→ **Extracted data**:
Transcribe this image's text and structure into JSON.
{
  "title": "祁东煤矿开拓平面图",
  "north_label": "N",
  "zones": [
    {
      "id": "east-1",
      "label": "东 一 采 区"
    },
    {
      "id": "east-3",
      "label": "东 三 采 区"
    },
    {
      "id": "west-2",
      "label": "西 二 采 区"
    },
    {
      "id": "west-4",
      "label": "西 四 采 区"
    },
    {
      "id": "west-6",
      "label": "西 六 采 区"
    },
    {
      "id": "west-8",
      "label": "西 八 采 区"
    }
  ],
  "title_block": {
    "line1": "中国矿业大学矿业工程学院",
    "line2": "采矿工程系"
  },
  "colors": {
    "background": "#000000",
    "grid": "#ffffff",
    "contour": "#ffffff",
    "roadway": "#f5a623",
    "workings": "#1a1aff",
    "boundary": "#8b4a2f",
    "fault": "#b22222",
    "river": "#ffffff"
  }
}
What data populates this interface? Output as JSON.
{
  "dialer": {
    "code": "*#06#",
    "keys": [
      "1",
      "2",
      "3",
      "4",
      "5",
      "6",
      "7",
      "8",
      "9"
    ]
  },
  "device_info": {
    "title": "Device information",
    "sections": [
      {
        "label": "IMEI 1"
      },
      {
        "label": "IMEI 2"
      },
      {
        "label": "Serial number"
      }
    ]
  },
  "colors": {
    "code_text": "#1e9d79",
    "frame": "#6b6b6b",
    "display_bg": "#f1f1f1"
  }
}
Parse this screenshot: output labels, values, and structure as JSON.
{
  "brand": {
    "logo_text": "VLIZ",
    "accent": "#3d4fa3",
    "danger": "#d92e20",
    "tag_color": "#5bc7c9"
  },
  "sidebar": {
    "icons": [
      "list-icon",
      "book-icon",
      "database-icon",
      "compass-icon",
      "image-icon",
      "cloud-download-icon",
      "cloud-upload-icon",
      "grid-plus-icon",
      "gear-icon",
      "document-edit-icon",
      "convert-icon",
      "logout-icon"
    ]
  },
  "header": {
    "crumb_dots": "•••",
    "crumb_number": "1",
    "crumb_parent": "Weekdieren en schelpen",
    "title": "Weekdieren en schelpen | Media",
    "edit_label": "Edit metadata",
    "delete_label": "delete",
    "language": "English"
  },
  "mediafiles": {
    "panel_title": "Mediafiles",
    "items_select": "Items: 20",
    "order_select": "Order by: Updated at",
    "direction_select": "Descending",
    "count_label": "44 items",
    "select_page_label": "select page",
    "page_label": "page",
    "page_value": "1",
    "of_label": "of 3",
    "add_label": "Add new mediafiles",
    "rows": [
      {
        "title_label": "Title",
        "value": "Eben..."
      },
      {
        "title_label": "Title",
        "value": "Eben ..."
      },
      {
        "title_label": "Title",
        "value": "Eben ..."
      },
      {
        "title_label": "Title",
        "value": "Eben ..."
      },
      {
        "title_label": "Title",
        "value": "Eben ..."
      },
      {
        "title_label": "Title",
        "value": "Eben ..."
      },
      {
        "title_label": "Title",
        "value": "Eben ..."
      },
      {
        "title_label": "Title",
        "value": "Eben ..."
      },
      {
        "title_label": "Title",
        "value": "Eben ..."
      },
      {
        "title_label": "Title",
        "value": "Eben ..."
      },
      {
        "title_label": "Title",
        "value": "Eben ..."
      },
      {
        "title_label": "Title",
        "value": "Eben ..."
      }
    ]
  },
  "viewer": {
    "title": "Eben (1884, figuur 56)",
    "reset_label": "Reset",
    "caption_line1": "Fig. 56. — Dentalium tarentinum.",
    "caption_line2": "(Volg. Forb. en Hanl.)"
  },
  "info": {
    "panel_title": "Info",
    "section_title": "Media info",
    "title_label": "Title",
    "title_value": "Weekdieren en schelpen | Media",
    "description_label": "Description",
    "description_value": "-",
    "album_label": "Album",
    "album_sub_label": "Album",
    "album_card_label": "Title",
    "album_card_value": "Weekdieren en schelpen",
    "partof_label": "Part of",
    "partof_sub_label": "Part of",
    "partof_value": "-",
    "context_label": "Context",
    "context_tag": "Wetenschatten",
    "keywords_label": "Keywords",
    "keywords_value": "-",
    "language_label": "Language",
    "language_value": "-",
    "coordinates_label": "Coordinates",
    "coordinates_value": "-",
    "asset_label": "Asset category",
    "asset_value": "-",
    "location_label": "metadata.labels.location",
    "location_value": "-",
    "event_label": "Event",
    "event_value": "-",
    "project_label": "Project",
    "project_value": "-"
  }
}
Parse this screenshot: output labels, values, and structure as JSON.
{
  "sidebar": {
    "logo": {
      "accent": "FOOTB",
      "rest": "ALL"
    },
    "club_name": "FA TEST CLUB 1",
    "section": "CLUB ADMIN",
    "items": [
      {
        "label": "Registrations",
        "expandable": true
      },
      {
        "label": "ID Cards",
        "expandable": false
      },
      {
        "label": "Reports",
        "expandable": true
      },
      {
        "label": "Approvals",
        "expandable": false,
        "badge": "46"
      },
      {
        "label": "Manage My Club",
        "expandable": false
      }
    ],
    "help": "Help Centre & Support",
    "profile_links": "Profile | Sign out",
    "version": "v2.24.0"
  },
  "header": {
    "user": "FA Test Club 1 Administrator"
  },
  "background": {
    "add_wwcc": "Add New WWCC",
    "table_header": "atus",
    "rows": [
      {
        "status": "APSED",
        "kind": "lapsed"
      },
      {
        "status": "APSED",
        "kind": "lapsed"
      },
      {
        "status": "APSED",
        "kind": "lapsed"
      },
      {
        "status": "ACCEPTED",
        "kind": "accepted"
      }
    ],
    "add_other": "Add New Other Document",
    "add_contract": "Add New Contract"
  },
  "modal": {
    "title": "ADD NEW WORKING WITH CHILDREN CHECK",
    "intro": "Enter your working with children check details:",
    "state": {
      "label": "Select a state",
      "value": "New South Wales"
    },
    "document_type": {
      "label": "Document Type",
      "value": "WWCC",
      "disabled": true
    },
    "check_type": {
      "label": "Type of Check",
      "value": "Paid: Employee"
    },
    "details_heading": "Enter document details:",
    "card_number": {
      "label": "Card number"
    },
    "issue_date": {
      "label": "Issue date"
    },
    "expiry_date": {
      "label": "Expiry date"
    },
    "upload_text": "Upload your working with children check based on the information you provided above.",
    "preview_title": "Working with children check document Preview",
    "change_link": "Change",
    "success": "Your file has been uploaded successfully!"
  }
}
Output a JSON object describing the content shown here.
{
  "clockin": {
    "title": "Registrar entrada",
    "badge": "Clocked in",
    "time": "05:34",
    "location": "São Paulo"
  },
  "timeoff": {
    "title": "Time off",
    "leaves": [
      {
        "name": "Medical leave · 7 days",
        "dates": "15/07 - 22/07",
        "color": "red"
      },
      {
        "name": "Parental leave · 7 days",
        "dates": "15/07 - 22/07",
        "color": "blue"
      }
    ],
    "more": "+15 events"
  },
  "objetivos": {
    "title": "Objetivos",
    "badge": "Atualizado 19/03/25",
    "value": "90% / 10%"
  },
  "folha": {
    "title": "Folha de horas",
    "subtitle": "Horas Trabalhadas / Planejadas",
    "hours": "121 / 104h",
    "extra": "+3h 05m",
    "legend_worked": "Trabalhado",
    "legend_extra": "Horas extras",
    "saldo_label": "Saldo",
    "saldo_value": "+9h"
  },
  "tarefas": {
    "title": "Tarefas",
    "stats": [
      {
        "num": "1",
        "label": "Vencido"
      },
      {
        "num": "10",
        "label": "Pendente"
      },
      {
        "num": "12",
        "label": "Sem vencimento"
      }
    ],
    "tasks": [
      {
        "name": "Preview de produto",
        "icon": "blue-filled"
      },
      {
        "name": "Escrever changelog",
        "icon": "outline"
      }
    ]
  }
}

→ **Given task**: Your task is to repeat each line of the material exactly.

→ **Exercise result**:
Transcribe this image's text and structure into JSON.
{
  "title": "祁东煤矿开拓平面图",
  "north_label": "N",
  "zones": [
    {
      "id": "east-1",
      "label": "东 一 采 区"
    },
    {
      "id": "east-3",
      "label": "东 三 采 区"
    },
    {
      "id": "west-2",
      "label": "西 二 采 区"
    },
    {
      "id": "west-4",
      "label": "西 四 采 区"
    },
    {
      "id": "west-6",
      "label": "西 六 采 区"
    },
    {
      "id": "west-8",
      "label": "西 八 采 区"
    }
  ],
  "title_block": {
    "line1": "中国矿业大学矿业工程学院",
    "line2": "采矿工程系"
  },
  "colors": {
    "background": "#000000",
    "grid": "#ffffff",
    "contour": "#ffffff",
    "roadway": "#f5a623",
    "workings": "#1a1aff",
    "boundary": "#8b4a2f",
    "fault": "#b22222",
    "river": "#ffffff"
  }
}
What data populates this interface? Output as JSON.
{
  "dialer": {
    "code": "*#06#",
    "keys": [
      "1",
      "2",
      "3",
      "4",
      "5",
      "6",
      "7",
      "8",
      "9"
    ]
  },
  "device_info": {
    "title": "Device information",
    "sections": [
      {
        "label": "IMEI 1"
      },
      {
        "label": "IMEI 2"
      },
      {
        "label": "Serial number"
      }
    ]
  },
  "colors": {
    "code_text": "#1e9d79",
    "frame": "#6b6b6b",
    "display_bg": "#f1f1f1"
  }
}
Parse this screenshot: output labels, values, and structure as JSON.
{
  "brand": {
    "logo_text": "VLIZ",
    "accent": "#3d4fa3",
    "danger": "#d92e20",
    "tag_color": "#5bc7c9"
  },
  "sidebar": {
    "icons": [
      "list-icon",
      "book-icon",
      "database-icon",
      "compass-icon",
      "image-icon",
      "cloud-download-icon",
      "cloud-upload-icon",
      "grid-plus-icon",
      "gear-icon",
      "document-edit-icon",
      "convert-icon",
      "logout-icon"
    ]
  },
  "header": {
    "crumb_dots": "•••",
    "crumb_number": "1",
    "crumb_parent": "Weekdieren en schelpen",
    "title": "Weekdieren en schelpen | Media",
    "edit_label": "Edit metadata",
    "delete_label": "delete",
    "language": "English"
  },
  "mediafiles": {
    "panel_title": "Mediafiles",
    "items_select": "Items: 20",
    "order_select": "Order by: Updated at",
    "direction_select": "Descending",
    "count_label": "44 items",
    "select_page_label": "select page",
    "page_label": "page",
    "page_value": "1",
    "of_label": "of 3",
    "add_label": "Add new mediafiles",
    "rows": [
      {
        "title_label": "Title",
        "value": "Eben..."
      },
      {
        "title_label": "Title",
        "value": "Eben ..."
      },
      {
        "title_label": "Title",
        "value": "Eben ..."
      },
      {
        "title_label": "Title",
        "value": "Eben ..."
      },
      {
        "title_label": "Title",
        "value": "Eben ..."
      },
      {
        "title_label": "Title",
        "value": "Eben ..."
      },
      {
        "title_label": "Title",
        "value": "Eben ..."
      },
      {
        "title_label": "Title",
        "value": "Eben ..."
      },
      {
        "title_label": "Title",
        "value": "Eben ..."
      },
      {
        "title_label": "Title",
        "value": "Eben ..."
      },
      {
        "title_label": "Title",
        "value": "Eben ..."
      },
      {
        "title_label": "Title",
        "value": "Eben ..."
      }
    ]
  },
  "viewer": {
    "title": "Eben (1884, figuur 56)",
    "reset_label": "Reset",
    "caption_line1": "Fig. 56. — Dentalium tarentinum.",
    "caption_line2": "(Volg. Forb. en Hanl.)"
  },
  "info": {
    "panel_title": "Info",
    "section_title": "Media info",
    "title_label": "Title",
    "title_value": "Weekdieren en schelpen | Media",
    "description_label": "Description",
    "description_value": "-",
    "album_label": "Album",
    "album_sub_label": "Album",
    "album_card_label": "Title",
    "album_card_value": "Weekdieren en schelpen",
    "partof_label": "Part of",
    "partof_sub_label": "Part of",
    "partof_value": "-",
    "context_label": "Context",
    "context_tag": "Wetenschatten",
    "keywords_label": "Keywords",
    "keywords_value": "-",
    "language_label": "Language",
    "language_value": "-",
    "coordinates_label": "Coordinates",
    "coordinates_value": "-",
    "asset_label": "Asset category",
    "asset_value": "-",
    "location_label": "metadata.labels.location",
    "location_value": "-",
    "event_label": "Event",
    "event_value": "-",
    "project_label": "Project",
    "project_value": "-"
  }
}
Parse this screenshot: output labels, values, and structure as JSON.
{
  "sidebar": {
    "logo": {
      "accent": "FOOTB",
      "rest": "ALL"
    },
    "club_name": "FA TEST CLUB 1",
    "section": "CLUB ADMIN",
    "items": [
      {
        "label": "Registrations",
        "expandable": true
      },
      {
        "label": "ID Cards",
        "expandable": false
      },
      {
        "label": "Reports",
        "expandable": true
      },
      {
        "label": "Approvals",
        "expandable": false,
        "badge": "46"
      },
      {
        "label": "Manage My Club",
        "expandable": false
      }
    ],
    "help": "Help Centre & Support",
    "profile_links": "Profile | Sign out",
    "version": "v2.24.0"
  },
  "header": {
    "user": "FA Test Club 1 Administrator"
  },
  "background": {
    "add_wwcc": "Add New WWCC",
    "table_header": "atus",
    "rows": [
      {
        "status": "APSED",
        "kind": "lapsed"
      },
      {
        "status": "APSED",
        "kind": "lapsed"
      },
      {
        "status": "APSED",
        "kind": "lapsed"
      },
      {
        "status": "ACCEPTED",
        "kind": "accepted"
      }
    ],
    "add_other": "Add New Other Document",
    "add_contract": "Add New Contract"
  },
  "modal": {
    "title": "ADD NEW WORKING WITH CHILDREN CHECK",
    "intro": "Enter your working with children check details:",
    "state": {
      "label": "Select a state",
      "value": "New South Wales"
    },
    "document_type": {
      "label": "Document Type",
      "value": "WWCC",
      "disabled": true
    },
    "check_type": {
      "label": "Type of Check",
      "value": "Paid: Employee"
    },
    "details_heading": "Enter document details:",
    "card_number": {
      "label": "Card number"
    },
    "issue_date": {
      "label": "Issue date"
    },
    "expiry_date": {
      "label": "Expiry date"
    },
    "upload_text": "Upload your working with children check based on the information you provided above.",
    "preview_title": "Working with children check document Preview",
    "change_link": "Change",
    "success": "Your file has been uploaded successfully!"
  }
}
Output a JSON object describing the content shown here.
{
  "clockin": {
    "title": "Registrar entrada",
    "badge": "Clocked in",
    "time": "05:34",
    "location": "São Paulo"
  },
  "timeoff": {
    "title": "Time off",
    "leaves": [
      {
        "name": "Medical leave · 7 days",
        "dates": "15/07 - 22/07",
        "color": "red"
      },
      {
        "name": "Parental leave · 7 days",
        "dates": "15/07 - 22/07",
        "color": "blue"
      }
    ],
    "more": "+15 events"
  },
  "objetivos": {
    "title": "Objetivos",
    "badge": "Atualizado 19/03/25",
    "value": "90% / 10%"
  },
  "folha": {
    "title": "Folha de horas",
    "subtitle": "Horas Trabalhadas / Planejadas",
    "hours": "121 / 104h",
    "extra": "+3h 05m",
    "legend_worked": "Trabalhado",
    "legend_extra": "Horas extras",
    "saldo_label": "Saldo",
    "saldo_value": "+9h"
  },
  "tarefas": {
    "title": "Tarefas",
    "stats": [
      {
        "num": "1",
        "label": "Vencido"
      },
      {
        "num": "10",
        "label": "Pendente"
      },
      {
        "num": "12",
        "label": "Sem vencimento"
      }
    ],
    "tasks": [
      {
        "name": "Preview de produto",
        "icon": "blue-filled"
      },
      {
        "name": "Escrever changelog",
        "icon": "outline"
      }
    ]
  }
}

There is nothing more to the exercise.